● **EXERCISE DIRECTIONS**:
Arrange the records as a Markdown table with the columns Row and Line. Start with the first line, continue through the line with "- menu-item-screenshot[interactable]: 截图", give each of those lines its row number, and leave out blank lines.

● **WORKING DATA**:

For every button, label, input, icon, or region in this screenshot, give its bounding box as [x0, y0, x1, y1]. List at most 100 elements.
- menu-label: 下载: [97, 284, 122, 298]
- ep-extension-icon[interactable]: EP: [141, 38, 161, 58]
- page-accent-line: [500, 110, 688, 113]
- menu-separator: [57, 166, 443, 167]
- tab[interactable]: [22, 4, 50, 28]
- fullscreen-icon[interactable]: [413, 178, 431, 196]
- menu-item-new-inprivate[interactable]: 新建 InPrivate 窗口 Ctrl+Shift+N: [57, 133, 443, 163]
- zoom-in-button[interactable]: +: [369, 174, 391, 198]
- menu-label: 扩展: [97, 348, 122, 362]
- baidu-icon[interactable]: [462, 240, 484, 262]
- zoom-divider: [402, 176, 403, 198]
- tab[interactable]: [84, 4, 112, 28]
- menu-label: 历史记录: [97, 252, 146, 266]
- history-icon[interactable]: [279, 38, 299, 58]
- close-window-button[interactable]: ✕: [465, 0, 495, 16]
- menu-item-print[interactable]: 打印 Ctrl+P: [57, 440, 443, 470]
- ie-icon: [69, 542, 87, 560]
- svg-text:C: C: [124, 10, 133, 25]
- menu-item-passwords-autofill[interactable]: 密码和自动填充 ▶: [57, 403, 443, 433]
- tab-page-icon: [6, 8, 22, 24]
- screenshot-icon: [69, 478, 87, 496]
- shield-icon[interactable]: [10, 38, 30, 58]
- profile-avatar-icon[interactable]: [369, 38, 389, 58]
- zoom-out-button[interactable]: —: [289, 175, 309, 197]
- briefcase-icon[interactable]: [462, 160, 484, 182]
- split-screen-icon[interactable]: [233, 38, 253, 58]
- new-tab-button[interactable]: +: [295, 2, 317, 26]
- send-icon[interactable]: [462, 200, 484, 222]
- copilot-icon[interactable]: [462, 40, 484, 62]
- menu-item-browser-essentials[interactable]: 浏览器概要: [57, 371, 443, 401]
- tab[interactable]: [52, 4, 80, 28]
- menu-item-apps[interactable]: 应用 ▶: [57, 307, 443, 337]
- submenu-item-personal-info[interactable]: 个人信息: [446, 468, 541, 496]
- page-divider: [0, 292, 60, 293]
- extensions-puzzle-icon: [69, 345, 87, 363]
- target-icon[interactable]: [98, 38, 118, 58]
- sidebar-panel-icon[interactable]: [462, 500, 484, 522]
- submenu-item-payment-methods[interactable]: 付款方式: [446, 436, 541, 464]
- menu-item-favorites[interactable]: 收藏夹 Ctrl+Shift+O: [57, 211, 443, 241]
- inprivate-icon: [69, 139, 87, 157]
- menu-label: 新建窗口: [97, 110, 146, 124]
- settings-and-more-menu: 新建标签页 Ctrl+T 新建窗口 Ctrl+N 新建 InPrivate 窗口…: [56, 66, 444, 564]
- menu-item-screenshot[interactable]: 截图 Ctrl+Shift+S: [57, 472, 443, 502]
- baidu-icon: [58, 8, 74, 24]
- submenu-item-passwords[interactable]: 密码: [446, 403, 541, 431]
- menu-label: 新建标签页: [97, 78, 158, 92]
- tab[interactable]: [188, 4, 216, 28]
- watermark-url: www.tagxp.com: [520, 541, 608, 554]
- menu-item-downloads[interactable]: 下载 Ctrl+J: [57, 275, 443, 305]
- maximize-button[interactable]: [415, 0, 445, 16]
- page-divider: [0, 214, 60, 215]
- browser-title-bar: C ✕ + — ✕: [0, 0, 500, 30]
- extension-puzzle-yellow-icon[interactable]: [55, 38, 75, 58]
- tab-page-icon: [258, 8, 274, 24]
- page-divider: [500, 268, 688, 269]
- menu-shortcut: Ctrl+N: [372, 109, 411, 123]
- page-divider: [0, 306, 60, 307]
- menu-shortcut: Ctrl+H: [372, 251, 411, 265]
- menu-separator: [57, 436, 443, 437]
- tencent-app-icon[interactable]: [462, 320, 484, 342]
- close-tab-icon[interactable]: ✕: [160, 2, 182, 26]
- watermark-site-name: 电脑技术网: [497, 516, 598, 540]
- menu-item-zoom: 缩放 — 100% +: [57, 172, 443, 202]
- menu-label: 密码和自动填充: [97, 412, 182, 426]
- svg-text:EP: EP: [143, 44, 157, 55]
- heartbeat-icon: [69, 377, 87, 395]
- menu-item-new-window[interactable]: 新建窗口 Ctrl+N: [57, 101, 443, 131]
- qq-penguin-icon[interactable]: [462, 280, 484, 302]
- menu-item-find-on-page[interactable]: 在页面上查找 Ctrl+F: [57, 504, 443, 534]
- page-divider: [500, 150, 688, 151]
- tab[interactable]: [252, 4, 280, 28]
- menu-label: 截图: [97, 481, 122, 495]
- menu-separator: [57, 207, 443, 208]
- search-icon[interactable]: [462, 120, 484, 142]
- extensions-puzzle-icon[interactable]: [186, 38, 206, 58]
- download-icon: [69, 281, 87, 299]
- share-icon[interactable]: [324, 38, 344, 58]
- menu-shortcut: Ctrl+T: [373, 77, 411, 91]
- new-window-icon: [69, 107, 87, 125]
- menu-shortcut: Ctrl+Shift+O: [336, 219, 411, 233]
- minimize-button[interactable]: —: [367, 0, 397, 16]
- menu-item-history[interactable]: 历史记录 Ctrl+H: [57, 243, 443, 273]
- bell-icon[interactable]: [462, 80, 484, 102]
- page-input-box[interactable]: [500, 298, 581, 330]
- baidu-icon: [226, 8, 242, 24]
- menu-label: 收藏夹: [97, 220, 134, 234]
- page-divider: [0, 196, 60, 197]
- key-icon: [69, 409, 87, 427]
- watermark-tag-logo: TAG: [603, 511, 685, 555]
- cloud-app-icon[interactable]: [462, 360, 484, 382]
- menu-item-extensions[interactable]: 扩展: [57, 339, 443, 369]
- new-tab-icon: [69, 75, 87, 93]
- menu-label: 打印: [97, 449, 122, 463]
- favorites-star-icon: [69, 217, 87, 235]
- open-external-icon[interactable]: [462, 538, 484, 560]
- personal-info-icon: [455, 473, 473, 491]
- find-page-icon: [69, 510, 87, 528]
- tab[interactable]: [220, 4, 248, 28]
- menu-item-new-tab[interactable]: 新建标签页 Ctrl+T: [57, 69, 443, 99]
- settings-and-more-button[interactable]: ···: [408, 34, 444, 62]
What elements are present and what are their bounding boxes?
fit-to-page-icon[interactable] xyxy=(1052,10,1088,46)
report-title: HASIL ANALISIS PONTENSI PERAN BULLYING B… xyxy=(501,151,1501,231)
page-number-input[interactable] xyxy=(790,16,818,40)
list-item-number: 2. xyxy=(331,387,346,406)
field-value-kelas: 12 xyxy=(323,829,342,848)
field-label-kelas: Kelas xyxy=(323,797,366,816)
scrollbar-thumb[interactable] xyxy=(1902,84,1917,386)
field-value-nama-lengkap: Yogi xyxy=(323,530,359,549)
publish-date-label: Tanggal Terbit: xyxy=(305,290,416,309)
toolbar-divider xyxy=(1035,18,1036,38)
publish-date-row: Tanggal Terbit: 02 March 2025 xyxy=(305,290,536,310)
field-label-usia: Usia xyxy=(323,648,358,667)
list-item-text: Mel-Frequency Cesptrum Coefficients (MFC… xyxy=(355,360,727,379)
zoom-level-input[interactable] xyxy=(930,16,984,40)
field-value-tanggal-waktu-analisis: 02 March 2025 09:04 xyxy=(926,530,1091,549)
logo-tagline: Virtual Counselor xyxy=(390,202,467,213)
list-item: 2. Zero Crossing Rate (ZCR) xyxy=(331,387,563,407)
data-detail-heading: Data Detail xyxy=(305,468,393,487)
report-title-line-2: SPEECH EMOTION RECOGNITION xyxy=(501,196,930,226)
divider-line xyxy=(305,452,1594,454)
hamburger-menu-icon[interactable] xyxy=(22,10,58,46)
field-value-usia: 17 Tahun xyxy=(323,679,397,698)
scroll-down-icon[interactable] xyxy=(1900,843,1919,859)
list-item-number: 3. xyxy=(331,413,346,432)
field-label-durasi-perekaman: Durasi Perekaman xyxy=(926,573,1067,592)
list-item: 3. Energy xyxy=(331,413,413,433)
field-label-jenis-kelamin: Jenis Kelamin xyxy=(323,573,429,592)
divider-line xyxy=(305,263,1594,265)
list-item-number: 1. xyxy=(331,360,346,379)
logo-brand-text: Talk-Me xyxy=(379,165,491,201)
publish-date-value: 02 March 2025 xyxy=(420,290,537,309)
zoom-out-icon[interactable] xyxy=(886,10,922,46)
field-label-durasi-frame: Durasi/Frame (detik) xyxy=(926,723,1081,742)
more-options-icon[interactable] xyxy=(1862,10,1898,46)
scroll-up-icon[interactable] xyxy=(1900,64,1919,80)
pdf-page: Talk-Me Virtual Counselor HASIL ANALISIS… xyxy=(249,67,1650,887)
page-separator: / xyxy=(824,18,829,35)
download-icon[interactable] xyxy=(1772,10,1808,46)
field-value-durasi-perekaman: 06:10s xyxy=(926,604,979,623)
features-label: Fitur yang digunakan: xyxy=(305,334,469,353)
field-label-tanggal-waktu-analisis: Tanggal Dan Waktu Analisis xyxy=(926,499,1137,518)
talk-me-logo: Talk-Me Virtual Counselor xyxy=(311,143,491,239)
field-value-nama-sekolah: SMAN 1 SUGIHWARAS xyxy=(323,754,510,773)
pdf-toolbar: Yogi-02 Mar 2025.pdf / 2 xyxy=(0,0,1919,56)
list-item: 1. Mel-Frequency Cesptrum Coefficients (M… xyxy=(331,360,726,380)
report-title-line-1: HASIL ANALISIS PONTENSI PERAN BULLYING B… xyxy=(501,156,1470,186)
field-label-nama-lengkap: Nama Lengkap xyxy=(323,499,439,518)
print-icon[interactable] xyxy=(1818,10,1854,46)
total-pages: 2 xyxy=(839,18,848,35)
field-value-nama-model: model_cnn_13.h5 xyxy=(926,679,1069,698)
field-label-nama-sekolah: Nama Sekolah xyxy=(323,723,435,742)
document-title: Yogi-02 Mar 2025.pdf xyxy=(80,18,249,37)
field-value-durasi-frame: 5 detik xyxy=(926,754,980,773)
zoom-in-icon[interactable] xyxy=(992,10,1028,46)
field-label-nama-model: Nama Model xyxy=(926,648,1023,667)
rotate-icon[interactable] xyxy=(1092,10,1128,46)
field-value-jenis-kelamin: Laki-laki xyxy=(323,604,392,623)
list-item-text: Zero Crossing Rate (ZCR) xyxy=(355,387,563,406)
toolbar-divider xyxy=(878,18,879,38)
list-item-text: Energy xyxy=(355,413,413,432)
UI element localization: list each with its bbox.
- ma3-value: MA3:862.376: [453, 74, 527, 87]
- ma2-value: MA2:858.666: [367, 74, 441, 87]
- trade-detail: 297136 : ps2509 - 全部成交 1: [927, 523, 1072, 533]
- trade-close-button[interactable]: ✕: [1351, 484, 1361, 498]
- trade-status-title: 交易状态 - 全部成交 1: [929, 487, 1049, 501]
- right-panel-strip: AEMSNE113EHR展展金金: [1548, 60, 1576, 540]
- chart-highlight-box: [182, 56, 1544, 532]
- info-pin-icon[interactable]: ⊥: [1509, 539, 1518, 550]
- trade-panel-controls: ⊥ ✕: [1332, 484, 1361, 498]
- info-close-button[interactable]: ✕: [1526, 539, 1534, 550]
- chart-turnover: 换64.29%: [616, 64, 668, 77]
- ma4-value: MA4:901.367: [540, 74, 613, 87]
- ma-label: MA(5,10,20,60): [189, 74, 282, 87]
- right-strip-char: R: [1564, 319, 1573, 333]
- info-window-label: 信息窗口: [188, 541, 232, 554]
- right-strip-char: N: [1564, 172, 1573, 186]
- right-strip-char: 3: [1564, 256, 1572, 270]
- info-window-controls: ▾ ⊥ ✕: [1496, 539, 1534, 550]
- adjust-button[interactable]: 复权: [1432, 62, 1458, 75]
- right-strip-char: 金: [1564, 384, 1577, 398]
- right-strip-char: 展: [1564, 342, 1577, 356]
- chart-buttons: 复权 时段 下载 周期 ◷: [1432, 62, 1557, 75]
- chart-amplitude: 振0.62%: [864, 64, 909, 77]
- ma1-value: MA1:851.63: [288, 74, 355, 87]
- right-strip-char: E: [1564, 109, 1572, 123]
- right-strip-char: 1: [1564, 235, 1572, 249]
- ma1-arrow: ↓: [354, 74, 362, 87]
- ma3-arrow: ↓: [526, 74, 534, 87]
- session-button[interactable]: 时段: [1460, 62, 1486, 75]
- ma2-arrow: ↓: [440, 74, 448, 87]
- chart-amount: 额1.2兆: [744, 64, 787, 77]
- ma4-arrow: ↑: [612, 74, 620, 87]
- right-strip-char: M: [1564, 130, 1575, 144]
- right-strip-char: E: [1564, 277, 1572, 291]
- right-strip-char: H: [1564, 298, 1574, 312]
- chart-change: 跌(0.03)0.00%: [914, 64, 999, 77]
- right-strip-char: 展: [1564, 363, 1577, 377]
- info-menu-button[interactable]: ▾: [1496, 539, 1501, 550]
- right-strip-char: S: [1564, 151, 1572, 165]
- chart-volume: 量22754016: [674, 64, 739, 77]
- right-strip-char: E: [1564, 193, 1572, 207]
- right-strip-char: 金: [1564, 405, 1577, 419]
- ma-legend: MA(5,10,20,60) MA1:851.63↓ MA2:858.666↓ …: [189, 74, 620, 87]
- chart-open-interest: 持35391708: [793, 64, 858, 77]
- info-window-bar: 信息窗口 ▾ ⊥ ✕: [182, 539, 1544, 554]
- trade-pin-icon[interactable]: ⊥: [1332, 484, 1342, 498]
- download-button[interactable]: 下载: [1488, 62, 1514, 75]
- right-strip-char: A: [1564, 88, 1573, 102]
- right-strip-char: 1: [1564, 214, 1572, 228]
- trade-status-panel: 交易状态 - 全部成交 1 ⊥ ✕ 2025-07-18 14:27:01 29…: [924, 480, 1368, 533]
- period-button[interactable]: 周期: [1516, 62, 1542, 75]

● **RESULT FOR THIS TASK**:
| Row | Line |
|---|---|
| 1 | For every button, label, input, icon, or region in this screenshot, give its bounding box as [x0, y0, x1, y1]. List at most 100 elements. |
| 2 | - menu-label: 下载: [97, 284, 122, 298] |
| 3 | - ep-extension-icon[interactable]: EP: [141, 38, 161, 58] |
| 4 | - page-accent-line: [500, 110, 688, 113] |
| 5 | - menu-separator: [57, 166, 443, 167] |
| 6 | - tab[interactable]: [22, 4, 50, 28] |
| 7 | - fullscreen-icon[interactable]: [413, 178, 431, 196] |
| 8 | - menu-item-new-inprivate[interactable]: 新建 InPrivate 窗口 Ctrl+Shift+N: [57, 133, 443, 163] |
| 9 | - zoom-in-button[interactable]: +: [369, 174, 391, 198] |
| 10 | - menu-label: 扩展: [97, 348, 122, 362] |
| 11 | - baidu-icon[interactable]: [462, 240, 484, 262] |
| 12 | - zoom-divider: [402, 176, 403, 198] |
| 13 | - tab[interactable]: [84, 4, 112, 28] |
| 14 | - menu-label: 历史记录: [97, 252, 146, 266] |
| 15 | - history-icon[interactable]: [279, 38, 299, 58] |
| 16 | - close-window-button[interactable]: ✕: [465, 0, 495, 16] |
| 17 | - menu-item-print[interactable]: 打印 Ctrl+P: [57, 440, 443, 470] |
| 18 | - ie-icon: [69, 542, 87, 560] |
| 19 | - svg-text:C: C: [124, 10, 133, 25] |
| 20 | - menu-item-passwords-autofill[interactable]: 密码和自动填充 ▶: [57, 403, 443, 433] |
| 21 | - tab-page-icon: [6, 8, 22, 24] |
| 22 | - screenshot-icon: [69, 478, 87, 496] |
| 23 | - shield-icon[interactable]: [10, 38, 30, 58] |
| 24 | - profile-avatar-icon[interactable]: [369, 38, 389, 58] |
| 25 | - zoom-out-button[interactable]: —: [289, 175, 309, 197] |
| 26 | - briefcase-icon[interactable]: [462, 160, 484, 182] |
| 27 | - split-screen-icon[interactable]: [233, 38, 253, 58] |
| 28 | - new-tab-button[interactable]: +: [295, 2, 317, 26] |
| 29 | - send-icon[interactable]: [462, 200, 484, 222] |
| 30 | - copilot-icon[interactable]: [462, 40, 484, 62] |
| 31 | - menu-item-browser-essentials[interactable]: 浏览器概要: [57, 371, 443, 401] |
| 32 | - tab[interactable]: [52, 4, 80, 28] |
| 33 | - menu-item-apps[interactable]: 应用 ▶: [57, 307, 443, 337] |
| 34 | - submenu-item-personal-info[interactable]: 个人信息: [446, 468, 541, 496] |
| 35 | - page-divider: [0, 292, 60, 293] |
| 36 | - extensions-puzzle-icon: [69, 345, 87, 363] |
| 37 | - target-icon[interactable]: [98, 38, 118, 58] |
| 38 | - sidebar-panel-icon[interactable]: [462, 500, 484, 522] |
| 39 | - submenu-item-payment-methods[interactable]: 付款方式: [446, 436, 541, 464] |
| 40 | - menu-item-favorites[interactable]: 收藏夹 Ctrl+Shift+O: [57, 211, 443, 241] |
| 41 | - inprivate-icon: [69, 139, 87, 157] |
| 42 | - menu-label: 新建窗口: [97, 110, 146, 124] |
| 43 | - settings-and-more-menu: 新建标签页 Ctrl+T 新建窗口 Ctrl+N 新建 InPrivate 窗口…: [56, 66, 444, 564] |
| 44 | - menu-item-screenshot[interactable]: 截图 Ctrl+Shift+S: [57, 472, 443, 502] |